Scan the records below. List lines holding "System".
------ Supplied material
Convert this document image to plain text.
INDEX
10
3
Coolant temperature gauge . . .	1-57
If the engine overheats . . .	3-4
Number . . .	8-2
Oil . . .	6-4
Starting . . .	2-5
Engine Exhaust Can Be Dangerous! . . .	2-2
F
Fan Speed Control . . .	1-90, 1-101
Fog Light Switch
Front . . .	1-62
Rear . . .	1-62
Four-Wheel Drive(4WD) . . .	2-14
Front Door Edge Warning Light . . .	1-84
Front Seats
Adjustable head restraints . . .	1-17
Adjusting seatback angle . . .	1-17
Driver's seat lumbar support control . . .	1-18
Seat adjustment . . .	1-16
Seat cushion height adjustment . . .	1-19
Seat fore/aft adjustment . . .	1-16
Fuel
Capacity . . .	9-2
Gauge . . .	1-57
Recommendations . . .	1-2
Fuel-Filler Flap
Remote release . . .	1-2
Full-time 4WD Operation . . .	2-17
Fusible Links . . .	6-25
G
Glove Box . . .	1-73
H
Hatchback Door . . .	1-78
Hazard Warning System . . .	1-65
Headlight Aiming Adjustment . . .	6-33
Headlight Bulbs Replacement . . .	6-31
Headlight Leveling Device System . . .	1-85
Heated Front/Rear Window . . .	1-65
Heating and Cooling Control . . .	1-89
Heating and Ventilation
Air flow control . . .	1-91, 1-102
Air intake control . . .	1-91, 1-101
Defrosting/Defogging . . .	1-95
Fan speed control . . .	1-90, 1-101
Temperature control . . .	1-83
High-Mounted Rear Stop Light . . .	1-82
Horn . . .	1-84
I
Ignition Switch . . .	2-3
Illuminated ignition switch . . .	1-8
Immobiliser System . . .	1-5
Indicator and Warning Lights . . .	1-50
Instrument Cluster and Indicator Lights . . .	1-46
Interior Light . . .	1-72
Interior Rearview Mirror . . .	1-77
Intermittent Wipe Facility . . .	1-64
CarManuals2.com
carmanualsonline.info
------------
Worked answer »
Hazard Warning System . . .	1-65
Headlight Leveling Device System . . .	1-85
Immobiliser System . . .	1-5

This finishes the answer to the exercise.